Required task — Images must not appear in your copy; reproduce every other part of the records exactly.

Data to use —

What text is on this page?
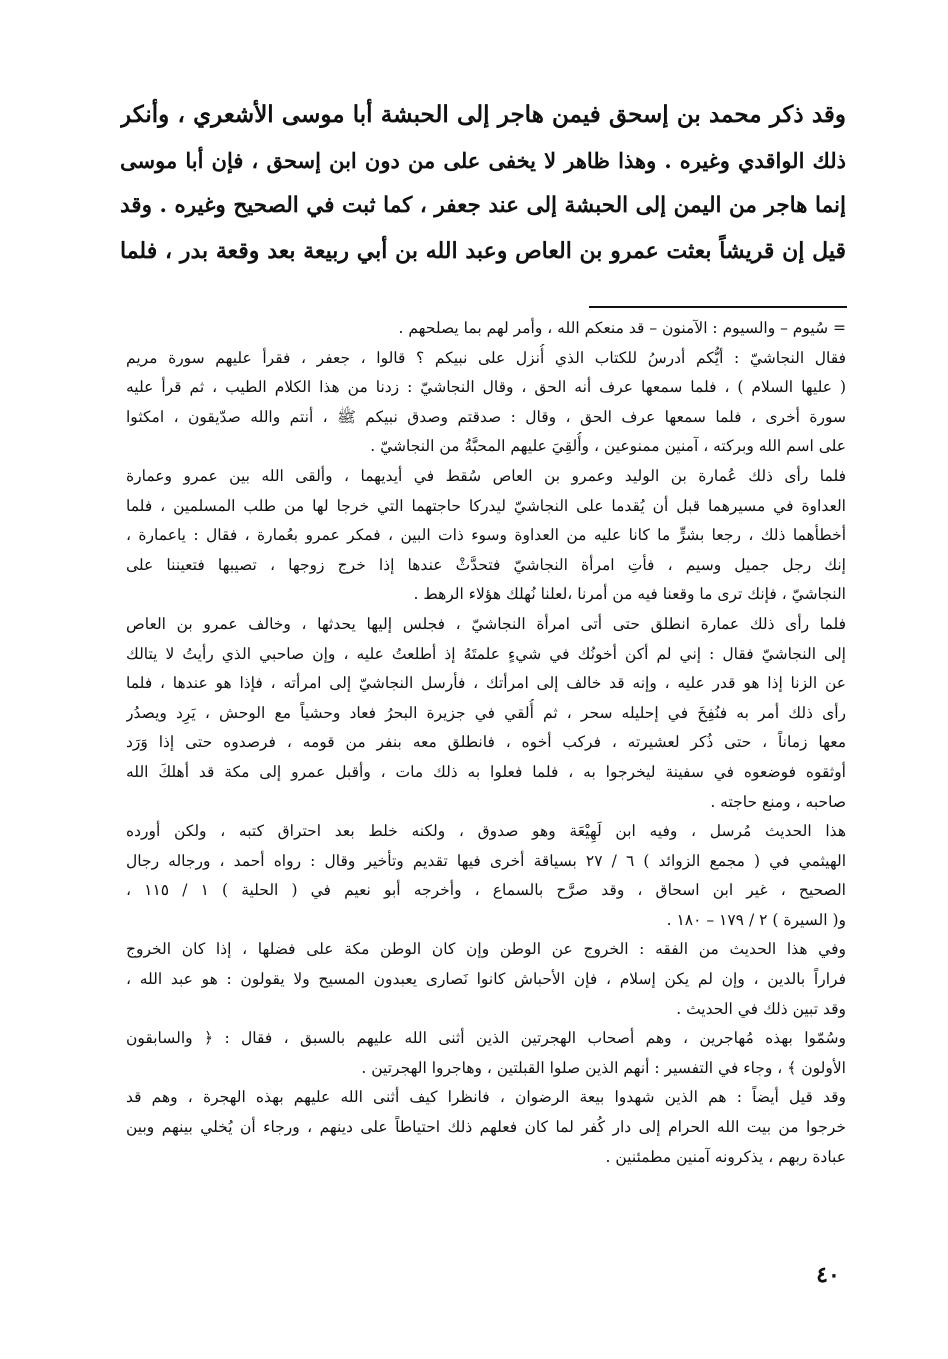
وقد ذكر محمد بن إسحق فيمن هاجر إلى الحبشة أبا موسى الأشعري ، وأنكر
ذلك الواقدي وغيره . وهذا ظاهر لا يخفى على من دون ابن إسحق ، فإن أبا موسى
إنما هاجر من اليمن إلى الحبشة إلى عند جعفر ، كما ثبت في الصحيح وغيره . وقد
قيل إن قريشاً بعثت عمرو بن العاص وعبد الله بن أبي ربيعة بعد وقعة بدر ، فلما
= سُيوم – والسيوم : الآمنون – قد منعكم الله ، وأمر لهم بما يصلحهم .
فقال النجاشيّ : أيُّكم أدرسُ للكتاب الذي أُنزل على نبيكم ؟ قالوا ، جعفر ، فقرأ عليهم سورة مريم
( عليها السلام ) ، فلما سمعها عرف أنه الحق ، وقال النجاشيّ : زدنا من هذا الكلام الطيب ، ثم قرأ عليه
سورة أخرى ، فلما سمعها عرف الحق ، وقال : صدقتم وصدق نبيكم ﷺ ، أنتم والله صدّيقون ، امكثوا
على اسم الله وبركته ، آمنين ممنوعين ، وأُلقِيَ عليهم المحبَّةُ من النجاشيّ .
فلما رأى ذلك عُمارة بن الوليد وعمرو بن العاص سُقط في أيديهما ، وألقى الله بين عمرو وعمارة
العداوة في مسيرهما قبل أن يُقدما على النجاشيّ ليدركا حاجتهما التي خرجا لها من طلب المسلمين ، فلما
أخطأهما ذلك ، رجعا بشرٍّ ما كانا عليه من العداوة وسوء ذات البين ، فمكر عمرو بعُمارة ، فقال : ياعمارة ،
إنك رجل جميل وسيم ، فأتِ امرأة النجاشيّ فتحدَّثْ عندها إذا خرج زوجها ، تصيبها فتعيننا على
النجاشيّ ، فإنك ترى ما وقعنا فيه من أمرنا ،لعلنا نُهلك هؤلاء الرهط .
فلما رأى ذلك عمارة انطلق حتى أتى امرأة النجاشيّ ، فجلس إليها يحدثها ، وخالف عمرو بن العاص
إلى النجاشيّ فقال : إني لم أكن أخونُك في شيءٍ علمتَهُ إذ أطلعتُ عليه ، وإن صاحبي الذي رأيتُ لا يتالك
عن الزنا إذا هو قدر عليه ، وإنه قد خالف إلى امرأتك ، فأرسل النجاشيّ إلى امرأته ، فإذا هو عندها ، فلما
رأى ذلك أمر به فنُفِخَ في إحليله سحر ، ثم أُلقي في جزيرة البحرُ فعاد وحشياً مع الوحش ، يَرِد ويصدُر
معها زماناً ، حتى ذُكر لعشيرته ، فركب أخوه ، فانطلق معه بنفر من قومه ، فرصدوه حتى إذا وَرَد
أوثقوه فوضعوه في سفينة ليخرجوا به ، فلما فعلوا به ذلك مات ، وأقبل عمرو إلى مكة قد أهلكَ الله
صاحبه ، ومنع حاجته .
هذا الحديث مُرسل ، وفيه ابن لَهِيْعَة وهو صدوق ، ولكنه خلط بعد احتراق كتبه ، ولكن أورده
الهيثمي في ( مجمع الزوائد ) ٦ / ٢٧ بسياقة أخرى فيها تقديم وتأخير وقال : رواه أحمد ، ورجاله رجال
الصحيح ، غير ابن اسحاق ، وقد صرَّح بالسماع ، وأخرجه أبو نعيم في ( الحلية ) ١ / ١١٥ ،
و( السيرة ) ٢ / ١٧٩ – ١٨٠ .
وفي هذا الحديث من الفقه : الخروج عن الوطن وإن كان الوطن مكة على فضلها ، إذا كان الخروج
فراراً بالدين ، وإن لم يكن إسلام ، فإن الأحباش كانوا نَصارى يعبدون المسيح ولا يقولون : هو عبد الله ،
وقد تبين ذلك في الحديث .
وسُمّوا بهذه مُهاجرين ، وهم أصحاب الهجرتين الذين أثنى الله عليهم بالسبق ، فقال : ﴿ والسابقون
الأولون ﴾ ، وجاء في التفسير : أنهم الذين صلوا القبلتين ، وهاجروا الهجرتين .
وقد قيل أيضاً : هم الذين شهدوا بيعة الرضوان ، فانظرا كيف أثنى الله عليهم بهذه الهجرة ، وهم قد
خرجوا من بيت الله الحرام إلى دار كُفر لما كان فعلهم ذلك احتياطاً على دينهم ، ورجاء أن يُخلي بينهم وبين
عبادة ربهم ، يذكرونه آمنين مطمئنين .
٤٠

Output of the exercise —
What text is on this page?
وقد ذكر محمد بن إسحق فيمن هاجر إلى الحبشة أبا موسى الأشعري ، وأنكر
ذلك الواقدي وغيره . وهذا ظاهر لا يخفى على من دون ابن إسحق ، فإن أبا موسى
إنما هاجر من اليمن إلى الحبشة إلى عند جعفر ، كما ثبت في الصحيح وغيره . وقد
قيل إن قريشاً بعثت عمرو بن العاص وعبد الله بن أبي ربيعة بعد وقعة بدر ، فلما
= سُيوم – والسيوم : الآمنون – قد منعكم الله ، وأمر لهم بما يصلحهم .
فقال النجاشيّ : أيُّكم أدرسُ للكتاب الذي أُنزل على نبيكم ؟ قالوا ، جعفر ، فقرأ عليهم سورة مريم
( عليها السلام ) ، فلما سمعها عرف أنه الحق ، وقال النجاشيّ : زدنا من هذا الكلام الطيب ، ثم قرأ عليه
سورة أخرى ، فلما سمعها عرف الحق ، وقال : صدقتم وصدق نبيكم ﷺ ، أنتم والله صدّيقون ، امكثوا
على اسم الله وبركته ، آمنين ممنوعين ، وأُلقِيَ عليهم المحبَّةُ من النجاشيّ .
فلما رأى ذلك عُمارة بن الوليد وعمرو بن العاص سُقط في أيديهما ، وألقى الله بين عمرو وعمارة
العداوة في مسيرهما قبل أن يُقدما على النجاشيّ ليدركا حاجتهما التي خرجا لها من طلب المسلمين ، فلما
أخطأهما ذلك ، رجعا بشرٍّ ما كانا عليه من العداوة وسوء ذات البين ، فمكر عمرو بعُمارة ، فقال : ياعمارة ،
إنك رجل جميل وسيم ، فأتِ امرأة النجاشيّ فتحدَّثْ عندها إذا خرج زوجها ، تصيبها فتعيننا على
النجاشيّ ، فإنك ترى ما وقعنا فيه من أمرنا ،لعلنا نُهلك هؤلاء الرهط .
فلما رأى ذلك عمارة انطلق حتى أتى امرأة النجاشيّ ، فجلس إليها يحدثها ، وخالف عمرو بن العاص
إلى النجاشيّ فقال : إني لم أكن أخونُك في شيءٍ علمتَهُ إذ أطلعتُ عليه ، وإن صاحبي الذي رأيتُ لا يتالك
عن الزنا إذا هو قدر عليه ، وإنه قد خالف إلى امرأتك ، فأرسل النجاشيّ إلى امرأته ، فإذا هو عندها ، فلما
رأى ذلك أمر به فنُفِخَ في إحليله سحر ، ثم أُلقي في جزيرة البحرُ فعاد وحشياً مع الوحش ، يَرِد ويصدُر
معها زماناً ، حتى ذُكر لعشيرته ، فركب أخوه ، فانطلق معه بنفر من قومه ، فرصدوه حتى إذا وَرَد
أوثقوه فوضعوه في سفينة ليخرجوا به ، فلما فعلوا به ذلك مات ، وأقبل عمرو إلى مكة قد أهلكَ الله
صاحبه ، ومنع حاجته .
هذا الحديث مُرسل ، وفيه ابن لَهِيْعَة وهو صدوق ، ولكنه خلط بعد احتراق كتبه ، ولكن أورده
الهيثمي في ( مجمع الزوائد ) ٦ / ٢٧ بسياقة أخرى فيها تقديم وتأخير وقال : رواه أحمد ، ورجاله رجال
الصحيح ، غير ابن اسحاق ، وقد صرَّح بالسماع ، وأخرجه أبو نعيم في ( الحلية ) ١ / ١١٥ ،
و( السيرة ) ٢ / ١٧٩ – ١٨٠ .
وفي هذا الحديث من الفقه : الخروج عن الوطن وإن كان الوطن مكة على فضلها ، إذا كان الخروج
فراراً بالدين ، وإن لم يكن إسلام ، فإن الأحباش كانوا نَصارى يعبدون المسيح ولا يقولون : هو عبد الله ،
وقد تبين ذلك في الحديث .
وسُمّوا بهذه مُهاجرين ، وهم أصحاب الهجرتين الذين أثنى الله عليهم بالسبق ، فقال : ﴿ والسابقون
الأولون ﴾ ، وجاء في التفسير : أنهم الذين صلوا القبلتين ، وهاجروا الهجرتين .
وقد قيل أيضاً : هم الذين شهدوا بيعة الرضوان ، فانظرا كيف أثنى الله عليهم بهذه الهجرة ، وهم قد
خرجوا من بيت الله الحرام إلى دار كُفر لما كان فعلهم ذلك احتياطاً على دينهم ، ورجاء أن يُخلي بينهم وبين
عبادة ربهم ، يذكرونه آمنين مطمئنين .
٤٠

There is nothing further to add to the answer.